What you need to do:
Type out the material below exactly.

....................

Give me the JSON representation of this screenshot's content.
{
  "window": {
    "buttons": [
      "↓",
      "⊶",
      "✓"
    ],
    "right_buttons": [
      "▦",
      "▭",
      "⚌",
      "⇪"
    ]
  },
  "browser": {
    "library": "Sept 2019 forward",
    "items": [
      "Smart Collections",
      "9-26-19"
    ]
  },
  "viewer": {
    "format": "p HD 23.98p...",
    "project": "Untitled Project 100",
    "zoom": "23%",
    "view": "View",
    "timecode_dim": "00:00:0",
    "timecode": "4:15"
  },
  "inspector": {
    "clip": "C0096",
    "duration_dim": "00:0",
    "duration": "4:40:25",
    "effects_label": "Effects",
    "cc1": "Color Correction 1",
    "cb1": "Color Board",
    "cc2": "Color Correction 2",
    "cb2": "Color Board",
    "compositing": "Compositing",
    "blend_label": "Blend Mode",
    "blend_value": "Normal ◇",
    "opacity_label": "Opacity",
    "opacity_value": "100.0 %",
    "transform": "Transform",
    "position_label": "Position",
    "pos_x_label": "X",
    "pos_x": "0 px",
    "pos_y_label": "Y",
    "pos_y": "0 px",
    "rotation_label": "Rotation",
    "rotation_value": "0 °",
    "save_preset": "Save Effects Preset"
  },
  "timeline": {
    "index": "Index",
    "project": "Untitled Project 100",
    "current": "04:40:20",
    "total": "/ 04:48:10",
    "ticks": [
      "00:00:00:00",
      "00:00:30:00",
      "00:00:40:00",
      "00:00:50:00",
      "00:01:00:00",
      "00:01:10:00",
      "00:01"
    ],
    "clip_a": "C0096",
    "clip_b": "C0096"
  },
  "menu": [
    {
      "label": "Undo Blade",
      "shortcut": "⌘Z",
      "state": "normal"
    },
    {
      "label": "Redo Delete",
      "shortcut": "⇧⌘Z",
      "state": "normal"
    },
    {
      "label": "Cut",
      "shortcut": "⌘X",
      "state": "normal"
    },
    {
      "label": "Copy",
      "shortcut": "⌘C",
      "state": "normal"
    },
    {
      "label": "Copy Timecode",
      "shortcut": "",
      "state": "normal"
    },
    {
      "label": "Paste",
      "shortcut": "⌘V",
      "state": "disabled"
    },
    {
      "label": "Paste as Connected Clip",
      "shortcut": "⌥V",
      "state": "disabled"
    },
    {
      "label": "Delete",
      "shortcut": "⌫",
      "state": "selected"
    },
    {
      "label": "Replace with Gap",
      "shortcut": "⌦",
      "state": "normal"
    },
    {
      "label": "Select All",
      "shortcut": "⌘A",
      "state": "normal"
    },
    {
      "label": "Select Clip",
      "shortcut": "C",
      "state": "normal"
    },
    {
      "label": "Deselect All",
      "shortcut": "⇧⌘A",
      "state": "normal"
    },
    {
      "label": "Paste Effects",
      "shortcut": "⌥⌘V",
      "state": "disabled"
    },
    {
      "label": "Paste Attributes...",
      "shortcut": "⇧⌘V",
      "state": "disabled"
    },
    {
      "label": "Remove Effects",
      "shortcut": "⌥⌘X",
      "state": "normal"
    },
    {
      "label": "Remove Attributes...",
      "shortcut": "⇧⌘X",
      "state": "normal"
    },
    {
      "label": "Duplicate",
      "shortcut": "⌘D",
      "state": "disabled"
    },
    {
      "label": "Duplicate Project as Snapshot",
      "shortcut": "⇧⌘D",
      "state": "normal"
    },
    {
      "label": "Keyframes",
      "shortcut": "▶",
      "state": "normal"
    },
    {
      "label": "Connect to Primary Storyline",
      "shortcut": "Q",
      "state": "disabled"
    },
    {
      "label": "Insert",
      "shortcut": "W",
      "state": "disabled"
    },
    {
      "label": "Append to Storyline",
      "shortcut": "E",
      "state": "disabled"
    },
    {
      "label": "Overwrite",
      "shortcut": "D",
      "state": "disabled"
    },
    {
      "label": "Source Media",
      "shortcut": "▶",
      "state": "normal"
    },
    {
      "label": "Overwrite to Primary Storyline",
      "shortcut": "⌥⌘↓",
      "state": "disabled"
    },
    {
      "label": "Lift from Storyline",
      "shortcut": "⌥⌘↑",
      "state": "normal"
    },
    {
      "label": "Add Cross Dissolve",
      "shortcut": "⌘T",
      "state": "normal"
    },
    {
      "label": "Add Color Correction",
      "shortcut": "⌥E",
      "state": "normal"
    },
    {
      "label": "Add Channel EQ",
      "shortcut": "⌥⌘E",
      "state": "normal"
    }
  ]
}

....................

Solution to this task:
Give me the JSON representation of this screenshot's content.
{
  "window": {
    "buttons": [
      "↓",
      "⊶",
      "✓"
    ],
    "right_buttons": [
      "▦",
      "▭",
      "⚌",
      "⇪"
    ]
  },
  "browser": {
    "library": "Sept 2019 forward",
    "items": [
      "Smart Collections",
      "9-26-19"
    ]
  },
  "viewer": {
    "format": "p HD 23.98p...",
    "project": "Untitled Project 100",
    "zoom": "23%",
    "view": "View",
    "timecode_dim": "00:00:0",
    "timecode": "4:15"
  },
  "inspector": {
    "clip": "C0096",
    "duration_dim": "00:0",
    "duration": "4:40:25",
    "effects_label": "Effects",
    "cc1": "Color Correction 1",
    "cb1": "Color Board",
    "cc2": "Color Correction 2",
    "cb2": "Color Board",
    "compositing": "Compositing",
    "blend_label": "Blend Mode",
    "blend_value": "Normal ◇",
    "opacity_label": "Opacity",
    "opacity_value": "100.0 %",
    "transform": "Transform",
    "position_label": "Position",
    "pos_x_label": "X",
    "pos_x": "0 px",
    "pos_y_label": "Y",
    "pos_y": "0 px",
    "rotation_label": "Rotation",
    "rotation_value": "0 °",
    "save_preset": "Save Effects Preset"
  },
  "timeline": {
    "index": "Index",
    "project": "Untitled Project 100",
    "current": "04:40:20",
    "total": "/ 04:48:10",
    "ticks": [
      "00:00:00:00",
      "00:00:30:00",
      "00:00:40:00",
      "00:00:50:00",
      "00:01:00:00",
      "00:01:10:00",
      "00:01"
    ],
    "clip_a": "C0096",
    "clip_b": "C0096"
  },
  "menu": [
    {
      "label": "Undo Blade",
      "shortcut": "⌘Z",
      "state": "normal"
    },
    {
      "label": "Redo Delete",
      "shortcut": "⇧⌘Z",
      "state": "normal"
    },
    {
      "label": "Cut",
      "shortcut": "⌘X",
      "state": "normal"
    },
    {
      "label": "Copy",
      "shortcut": "⌘C",
      "state": "normal"
    },
    {
      "label": "Copy Timecode",
      "shortcut": "",
      "state": "normal"
    },
    {
      "label": "Paste",
      "shortcut": "⌘V",
      "state": "disabled"
    },
    {
      "label": "Paste as Connected Clip",
      "shortcut": "⌥V",
      "state": "disabled"
    },
    {
      "label": "Delete",
      "shortcut": "⌫",
      "state": "selected"
    },
    {
      "label": "Replace with Gap",
      "shortcut": "⌦",
      "state": "normal"
    },
    {
      "label": "Select All",
      "shortcut": "⌘A",
      "state": "normal"
    },
    {
      "label": "Select Clip",
      "shortcut": "C",
      "state": "normal"
    },
    {
      "label": "Deselect All",
      "shortcut": "⇧⌘A",
      "state": "normal"
    },
    {
      "label": "Paste Effects",
      "shortcut": "⌥⌘V",
      "state": "disabled"
    },
    {
      "label": "Paste Attributes...",
      "shortcut": "⇧⌘V",
      "state": "disabled"
    },
    {
      "label": "Remove Effects",
      "shortcut": "⌥⌘X",
      "state": "normal"
    },
    {
      "label": "Remove Attributes...",
      "shortcut": "⇧⌘X",
      "state": "normal"
    },
    {
      "label": "Duplicate",
      "shortcut": "⌘D",
      "state": "disabled"
    },
    {
      "label": "Duplicate Project as Snapshot",
      "shortcut": "⇧⌘D",
      "state": "normal"
    },
    {
      "label": "Keyframes",
      "shortcut": "▶",
      "state": "normal"
    },
    {
      "label": "Connect to Primary Storyline",
      "shortcut": "Q",
      "state": "disabled"
    },
    {
      "label": "Insert",
      "shortcut": "W",
      "state": "disabled"
    },
    {
      "label": "Append to Storyline",
      "shortcut": "E",
      "state": "disabled"
    },
    {
      "label": "Overwrite",
      "shortcut": "D",
      "state": "disabled"
    },
    {
      "label": "Source Media",
      "shortcut": "▶",
      "state": "normal"
    },
    {
      "label": "Overwrite to Primary Storyline",
      "shortcut": "⌥⌘↓",
      "state": "disabled"
    },
    {
      "label": "Lift from Storyline",
      "shortcut": "⌥⌘↑",
      "state": "normal"
    },
    {
      "label": "Add Cross Dissolve",
      "shortcut": "⌘T",
      "state": "normal"
    },
    {
      "label": "Add Color Correction",
      "shortcut": "⌥E",
      "state": "normal"
    },
    {
      "label": "Add Channel EQ",
      "shortcut": "⌥⌘E",
      "state": "normal"
    }
  ]
}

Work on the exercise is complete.